## SHORT TASK
Retype the complete listing exactly as it appears.
— START OF EXTRACTED ENTRIES —
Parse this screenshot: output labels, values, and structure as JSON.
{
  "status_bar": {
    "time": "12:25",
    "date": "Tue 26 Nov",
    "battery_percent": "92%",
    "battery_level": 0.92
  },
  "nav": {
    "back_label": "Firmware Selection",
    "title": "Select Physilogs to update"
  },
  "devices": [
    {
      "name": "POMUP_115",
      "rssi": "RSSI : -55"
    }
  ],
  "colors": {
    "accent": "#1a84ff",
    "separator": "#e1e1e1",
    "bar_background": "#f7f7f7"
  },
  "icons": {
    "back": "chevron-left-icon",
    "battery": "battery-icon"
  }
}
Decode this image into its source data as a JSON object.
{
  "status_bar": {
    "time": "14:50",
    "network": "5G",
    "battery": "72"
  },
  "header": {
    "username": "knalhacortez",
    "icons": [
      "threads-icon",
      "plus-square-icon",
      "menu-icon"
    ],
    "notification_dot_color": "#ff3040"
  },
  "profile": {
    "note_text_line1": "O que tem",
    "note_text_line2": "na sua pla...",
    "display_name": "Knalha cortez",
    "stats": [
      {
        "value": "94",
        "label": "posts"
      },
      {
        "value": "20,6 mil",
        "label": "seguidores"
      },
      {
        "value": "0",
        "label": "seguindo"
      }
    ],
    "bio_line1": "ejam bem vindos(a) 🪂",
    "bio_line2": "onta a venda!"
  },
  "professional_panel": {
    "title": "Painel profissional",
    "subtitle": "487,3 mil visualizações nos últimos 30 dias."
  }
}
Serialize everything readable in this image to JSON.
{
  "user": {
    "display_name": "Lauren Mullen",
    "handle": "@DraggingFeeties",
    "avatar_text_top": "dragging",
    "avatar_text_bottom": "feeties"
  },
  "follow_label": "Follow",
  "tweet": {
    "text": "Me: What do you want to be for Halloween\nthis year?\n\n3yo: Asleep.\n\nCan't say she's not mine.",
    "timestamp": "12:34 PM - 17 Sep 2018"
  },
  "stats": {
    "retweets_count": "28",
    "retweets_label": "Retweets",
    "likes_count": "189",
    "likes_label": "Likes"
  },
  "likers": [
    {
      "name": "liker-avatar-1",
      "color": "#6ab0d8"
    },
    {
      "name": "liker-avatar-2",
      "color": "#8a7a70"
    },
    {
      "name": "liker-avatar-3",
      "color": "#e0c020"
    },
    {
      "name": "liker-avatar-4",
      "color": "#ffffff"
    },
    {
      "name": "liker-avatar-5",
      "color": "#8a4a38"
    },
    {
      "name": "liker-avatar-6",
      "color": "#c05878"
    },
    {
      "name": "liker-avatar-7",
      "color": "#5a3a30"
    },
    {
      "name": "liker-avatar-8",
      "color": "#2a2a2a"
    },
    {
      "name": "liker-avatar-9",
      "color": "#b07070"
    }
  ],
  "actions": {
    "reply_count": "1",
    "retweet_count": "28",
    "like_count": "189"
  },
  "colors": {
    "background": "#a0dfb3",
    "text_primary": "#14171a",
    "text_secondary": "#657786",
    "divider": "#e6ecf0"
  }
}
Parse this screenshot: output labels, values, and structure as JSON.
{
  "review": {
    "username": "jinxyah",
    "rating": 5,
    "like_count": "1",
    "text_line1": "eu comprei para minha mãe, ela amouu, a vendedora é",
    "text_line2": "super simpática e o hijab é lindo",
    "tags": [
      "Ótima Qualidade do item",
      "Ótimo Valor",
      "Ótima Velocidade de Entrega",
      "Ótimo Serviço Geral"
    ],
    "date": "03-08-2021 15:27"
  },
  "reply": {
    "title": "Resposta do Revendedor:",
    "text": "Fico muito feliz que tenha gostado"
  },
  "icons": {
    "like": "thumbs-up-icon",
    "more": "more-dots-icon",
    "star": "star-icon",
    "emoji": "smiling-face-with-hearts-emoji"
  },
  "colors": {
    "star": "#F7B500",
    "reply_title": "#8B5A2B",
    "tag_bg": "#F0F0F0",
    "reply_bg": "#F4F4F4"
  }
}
— END OF EXTRACTED ENTRIES —
## THE OUTPUT
Parse this screenshot: output labels, values, and structure as JSON.
{
  "status_bar": {
    "time": "12:25",
    "date": "Tue 26 Nov",
    "battery_percent": "92%",
    "battery_level": 0.92
  },
  "nav": {
    "back_label": "Firmware Selection",
    "title": "Select Physilogs to update"
  },
  "devices": [
    {
      "name": "POMUP_115",
      "rssi": "RSSI : -55"
    }
  ],
  "colors": {
    "accent": "#1a84ff",
    "separator": "#e1e1e1",
    "bar_background": "#f7f7f7"
  },
  "icons": {
    "back": "chevron-left-icon",
    "battery": "battery-icon"
  }
}
Decode this image into its source data as a JSON object.
{
  "status_bar": {
    "time": "14:50",
    "network": "5G",
    "battery": "72"
  },
  "header": {
    "username": "knalhacortez",
    "icons": [
      "threads-icon",
      "plus-square-icon",
      "menu-icon"
    ],
    "notification_dot_color": "#ff3040"
  },
  "profile": {
    "note_text_line1": "O que tem",
    "note_text_line2": "na sua pla...",
    "display_name": "Knalha cortez",
    "stats": [
      {
        "value": "94",
        "label": "posts"
      },
      {
        "value": "20,6 mil",
        "label": "seguidores"
      },
      {
        "value": "0",
        "label": "seguindo"
      }
    ],
    "bio_line1": "ejam bem vindos(a) 🪂",
    "bio_line2": "onta a venda!"
  },
  "professional_panel": {
    "title": "Painel profissional",
    "subtitle": "487,3 mil visualizações nos últimos 30 dias."
  }
}
Serialize everything readable in this image to JSON.
{
  "user": {
    "display_name": "Lauren Mullen",
    "handle": "@DraggingFeeties",
    "avatar_text_top": "dragging",
    "avatar_text_bottom": "feeties"
  },
  "follow_label": "Follow",
  "tweet": {
    "text": "Me: What do you want to be for Halloween\nthis year?\n\n3yo: Asleep.\n\nCan't say she's not mine.",
    "timestamp": "12:34 PM - 17 Sep 2018"
  },
  "stats": {
    "retweets_count": "28",
    "retweets_label": "Retweets",
    "likes_count": "189",
    "likes_label": "Likes"
  },
  "likers": [
    {
      "name": "liker-avatar-1",
      "color": "#6ab0d8"
    },
    {
      "name": "liker-avatar-2",
      "color": "#8a7a70"
    },
    {
      "name": "liker-avatar-3",
      "color": "#e0c020"
    },
    {
      "name": "liker-avatar-4",
      "color": "#ffffff"
    },
    {
      "name": "liker-avatar-5",
      "color": "#8a4a38"
    },
    {
      "name": "liker-avatar-6",
      "color": "#c05878"
    },
    {
      "name": "liker-avatar-7",
      "color": "#5a3a30"
    },
    {
      "name": "liker-avatar-8",
      "color": "#2a2a2a"
    },
    {
      "name": "liker-avatar-9",
      "color": "#b07070"
    }
  ],
  "actions": {
    "reply_count": "1",
    "retweet_count": "28",
    "like_count": "189"
  },
  "colors": {
    "background": "#a0dfb3",
    "text_primary": "#14171a",
    "text_secondary": "#657786",
    "divider": "#e6ecf0"
  }
}
Parse this screenshot: output labels, values, and structure as JSON.
{
  "review": {
    "username": "jinxyah",
    "rating": 5,
    "like_count": "1",
    "text_line1": "eu comprei para minha mãe, ela amouu, a vendedora é",
    "text_line2": "super simpática e o hijab é lindo",
    "tags": [
      "Ótima Qualidade do item",
      "Ótimo Valor",
      "Ótima Velocidade de Entrega",
      "Ótimo Serviço Geral"
    ],
    "date": "03-08-2021 15:27"
  },
  "reply": {
    "title": "Resposta do Revendedor:",
    "text": "Fico muito feliz que tenha gostado"
  },
  "icons": {
    "like": "thumbs-up-icon",
    "more": "more-dots-icon",
    "star": "star-icon",
    "emoji": "smiling-face-with-hearts-emoji"
  },
  "colors": {
    "star": "#F7B500",
    "reply_title": "#8B5A2B",
    "tag_bg": "#F0F0F0",
    "reply_bg": "#F4F4F4"
  }
}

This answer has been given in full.